*Task requirements*. Set each entry down verbatim, omitting images.

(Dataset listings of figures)
#####

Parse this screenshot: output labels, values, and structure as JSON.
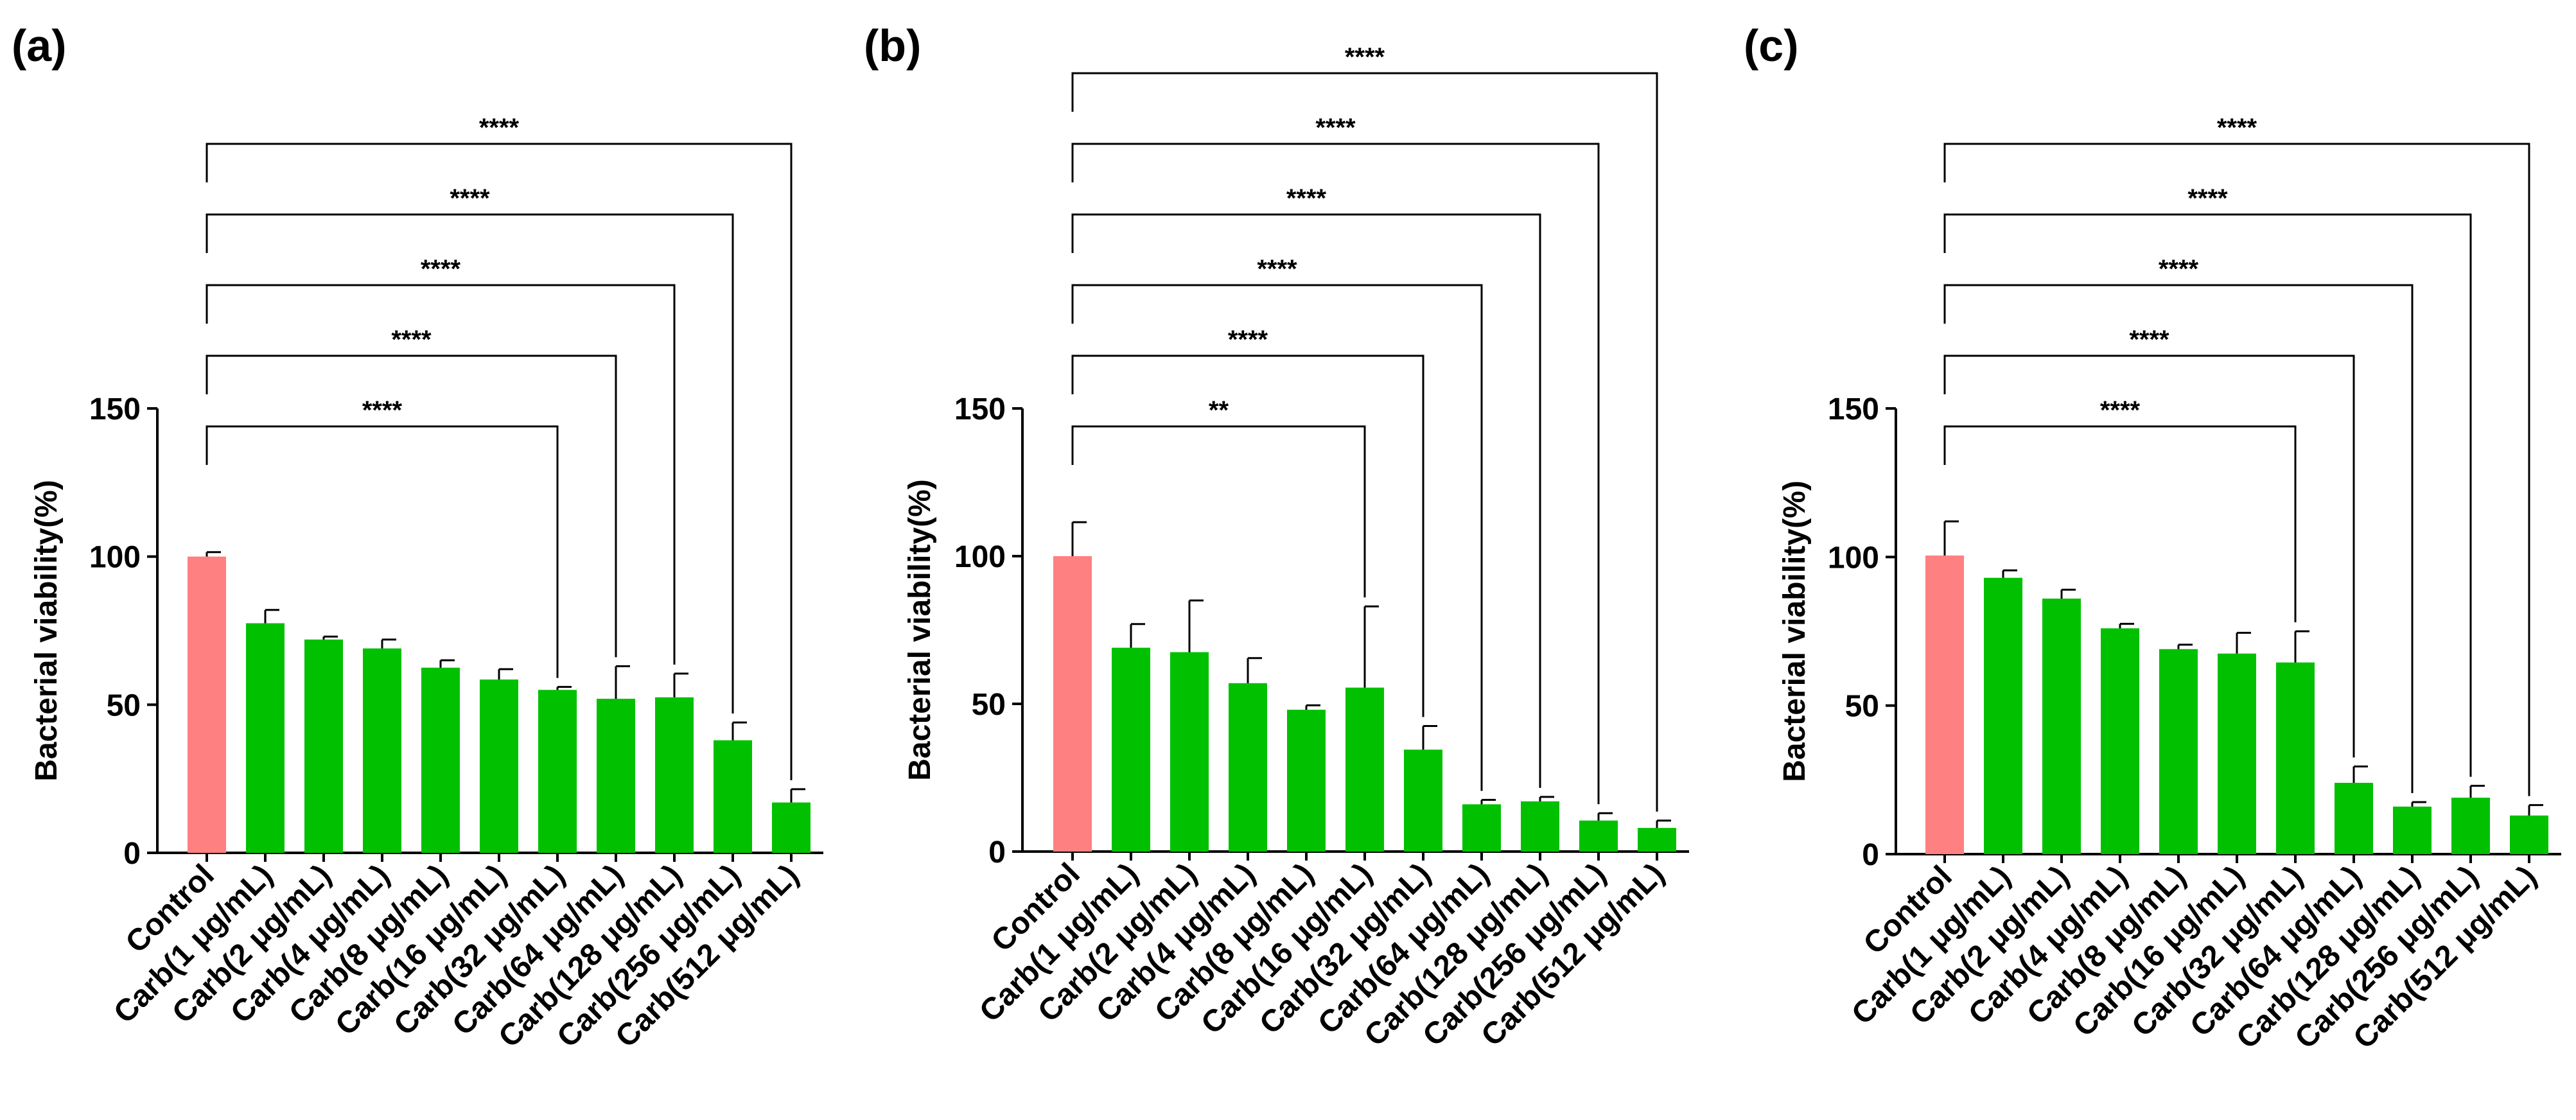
{
  "figure": {
    "panel_labels": [
      "(a)",
      "(b)",
      "(c)"
    ]
  },
  "colors": {
    "control": "#FF8080",
    "treatment": "#00C000",
    "axis": "#000000"
  },
  "chart_data": [
    {
      "type": "bar",
      "panel": "(a)",
      "ylabel": "Bacterial viability(%)",
      "xlabel": "",
      "ylim": [
        0,
        150
      ],
      "yticks": [
        0,
        50,
        100,
        150
      ],
      "categories": [
        "Control",
        "Carb(1 μg/mL)",
        "Carb(2 μg/mL)",
        "Carb(4 μg/mL)",
        "Carb(8 μg/mL)",
        "Carb(16 μg/mL)",
        "Carb(32 μg/mL)",
        "Carb(64 μg/mL)",
        "Carb(128 μg/mL)",
        "Carb(256 μg/mL)",
        "Carb(512 μg/mL)"
      ],
      "values": [
        100,
        77.5,
        72,
        69,
        62.5,
        58.5,
        55,
        52,
        52.5,
        38,
        17
      ],
      "errors": [
        1.5,
        4.5,
        1,
        3,
        2.5,
        3.5,
        1,
        11,
        8,
        6,
        4.5
      ],
      "comparisons": [
        {
          "from": 0,
          "to": 6,
          "label": "****"
        },
        {
          "from": 0,
          "to": 7,
          "label": "****"
        },
        {
          "from": 0,
          "to": 8,
          "label": "****"
        },
        {
          "from": 0,
          "to": 9,
          "label": "****"
        },
        {
          "from": 0,
          "to": 10,
          "label": "****"
        }
      ]
    },
    {
      "type": "bar",
      "panel": "(b)",
      "ylabel": "Bacterial viability(%)",
      "xlabel": "",
      "ylim": [
        0,
        150
      ],
      "yticks": [
        0,
        50,
        100,
        150
      ],
      "categories": [
        "Control",
        "Carb(1 μg/mL)",
        "Carb(2 μg/mL)",
        "Carb(4 μg/mL)",
        "Carb(8 μg/mL)",
        "Carb(16 μg/mL)",
        "Carb(32 μg/mL)",
        "Carb(64 μg/mL)",
        "Carb(128 μg/mL)",
        "Carb(256 μg/mL)",
        "Carb(512 μg/mL)"
      ],
      "values": [
        100,
        69,
        67.5,
        57,
        48,
        55.5,
        34.5,
        16,
        17,
        10.5,
        8
      ],
      "errors": [
        11.5,
        8,
        17.5,
        8.5,
        1.5,
        27.5,
        8,
        1.5,
        1.5,
        2.5,
        2.5
      ],
      "comparisons": [
        {
          "from": 0,
          "to": 5,
          "label": "**"
        },
        {
          "from": 0,
          "to": 6,
          "label": "****"
        },
        {
          "from": 0,
          "to": 7,
          "label": "****"
        },
        {
          "from": 0,
          "to": 8,
          "label": "****"
        },
        {
          "from": 0,
          "to": 9,
          "label": "****"
        },
        {
          "from": 0,
          "to": 10,
          "label": "****"
        }
      ]
    },
    {
      "type": "bar",
      "panel": "(c)",
      "ylabel": "Bacterial viability(%)",
      "xlabel": "",
      "ylim": [
        0,
        150
      ],
      "yticks": [
        0,
        50,
        100,
        150
      ],
      "categories": [
        "Control",
        "Carb(1 μg/mL)",
        "Carb(2 μg/mL)",
        "Carb(4 μg/mL)",
        "Carb(8 μg/mL)",
        "Carb(16 μg/mL)",
        "Carb(32 μg/mL)",
        "Carb(64 μg/mL)",
        "Carb(128 μg/mL)",
        "Carb(256 μg/mL)",
        "Carb(512 μg/mL)"
      ],
      "values": [
        100.5,
        93,
        86,
        76,
        69,
        67.5,
        64.5,
        24,
        16,
        19,
        13
      ],
      "errors": [
        11.5,
        2.5,
        3,
        1.5,
        1.5,
        7,
        10.5,
        5.5,
        1.5,
        4,
        3.5
      ],
      "comparisons": [
        {
          "from": 0,
          "to": 6,
          "label": "****"
        },
        {
          "from": 0,
          "to": 7,
          "label": "****"
        },
        {
          "from": 0,
          "to": 8,
          "label": "****"
        },
        {
          "from": 0,
          "to": 9,
          "label": "****"
        },
        {
          "from": 0,
          "to": 10,
          "label": "****"
        }
      ]
    }
  ]
}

#####

*Exercise output*.
Parse this screenshot: output labels, values, and structure as JSON.
{
  "figure": {
    "panel_labels": [
      "(a)",
      "(b)",
      "(c)"
    ]
  },
  "colors": {
    "control": "#FF8080",
    "treatment": "#00C000",
    "axis": "#000000"
  },
  "chart_data": [
    {
      "type": "bar",
      "panel": "(a)",
      "ylabel": "Bacterial viability(%)",
      "xlabel": "",
      "ylim": [
        0,
        150
      ],
      "yticks": [
        0,
        50,
        100,
        150
      ],
      "categories": [
        "Control",
        "Carb(1 μg/mL)",
        "Carb(2 μg/mL)",
        "Carb(4 μg/mL)",
        "Carb(8 μg/mL)",
        "Carb(16 μg/mL)",
        "Carb(32 μg/mL)",
        "Carb(64 μg/mL)",
        "Carb(128 μg/mL)",
        "Carb(256 μg/mL)",
        "Carb(512 μg/mL)"
      ],
      "values": [
        100,
        77.5,
        72,
        69,
        62.5,
        58.5,
        55,
        52,
        52.5,
        38,
        17
      ],
      "errors": [
        1.5,
        4.5,
        1,
        3,
        2.5,
        3.5,
        1,
        11,
        8,
        6,
        4.5
      ],
      "comparisons": [
        {
          "from": 0,
          "to": 6,
          "label": "****"
        },
        {
          "from": 0,
          "to": 7,
          "label": "****"
        },
        {
          "from": 0,
          "to": 8,
          "label": "****"
        },
        {
          "from": 0,
          "to": 9,
          "label": "****"
        },
        {
          "from": 0,
          "to": 10,
          "label": "****"
        }
      ]
    },
    {
      "type": "bar",
      "panel": "(b)",
      "ylabel": "Bacterial viability(%)",
      "xlabel": "",
      "ylim": [
        0,
        150
      ],
      "yticks": [
        0,
        50,
        100,
        150
      ],
      "categories": [
        "Control",
        "Carb(1 μg/mL)",
        "Carb(2 μg/mL)",
        "Carb(4 μg/mL)",
        "Carb(8 μg/mL)",
        "Carb(16 μg/mL)",
        "Carb(32 μg/mL)",
        "Carb(64 μg/mL)",
        "Carb(128 μg/mL)",
        "Carb(256 μg/mL)",
        "Carb(512 μg/mL)"
      ],
      "values": [
        100,
        69,
        67.5,
        57,
        48,
        55.5,
        34.5,
        16,
        17,
        10.5,
        8
      ],
      "errors": [
        11.5,
        8,
        17.5,
        8.5,
        1.5,
        27.5,
        8,
        1.5,
        1.5,
        2.5,
        2.5
      ],
      "comparisons": [
        {
          "from": 0,
          "to": 5,
          "label": "**"
        },
        {
          "from": 0,
          "to": 6,
          "label": "****"
        },
        {
          "from": 0,
          "to": 7,
          "label": "****"
        },
        {
          "from": 0,
          "to": 8,
          "label": "****"
        },
        {
          "from": 0,
          "to": 9,
          "label": "****"
        },
        {
          "from": 0,
          "to": 10,
          "label": "****"
        }
      ]
    },
    {
      "type": "bar",
      "panel": "(c)",
      "ylabel": "Bacterial viability(%)",
      "xlabel": "",
      "ylim": [
        0,
        150
      ],
      "yticks": [
        0,
        50,
        100,
        150
      ],
      "categories": [
        "Control",
        "Carb(1 μg/mL)",
        "Carb(2 μg/mL)",
        "Carb(4 μg/mL)",
        "Carb(8 μg/mL)",
        "Carb(16 μg/mL)",
        "Carb(32 μg/mL)",
        "Carb(64 μg/mL)",
        "Carb(128 μg/mL)",
        "Carb(256 μg/mL)",
        "Carb(512 μg/mL)"
      ],
      "values": [
        100.5,
        93,
        86,
        76,
        69,
        67.5,
        64.5,
        24,
        16,
        19,
        13
      ],
      "errors": [
        11.5,
        2.5,
        3,
        1.5,
        1.5,
        7,
        10.5,
        5.5,
        1.5,
        4,
        3.5
      ],
      "comparisons": [
        {
          "from": 0,
          "to": 6,
          "label": "****"
        },
        {
          "from": 0,
          "to": 7,
          "label": "****"
        },
        {
          "from": 0,
          "to": 8,
          "label": "****"
        },
        {
          "from": 0,
          "to": 9,
          "label": "****"
        },
        {
          "from": 0,
          "to": 10,
          "label": "****"
        }
      ]
    }
  ]
}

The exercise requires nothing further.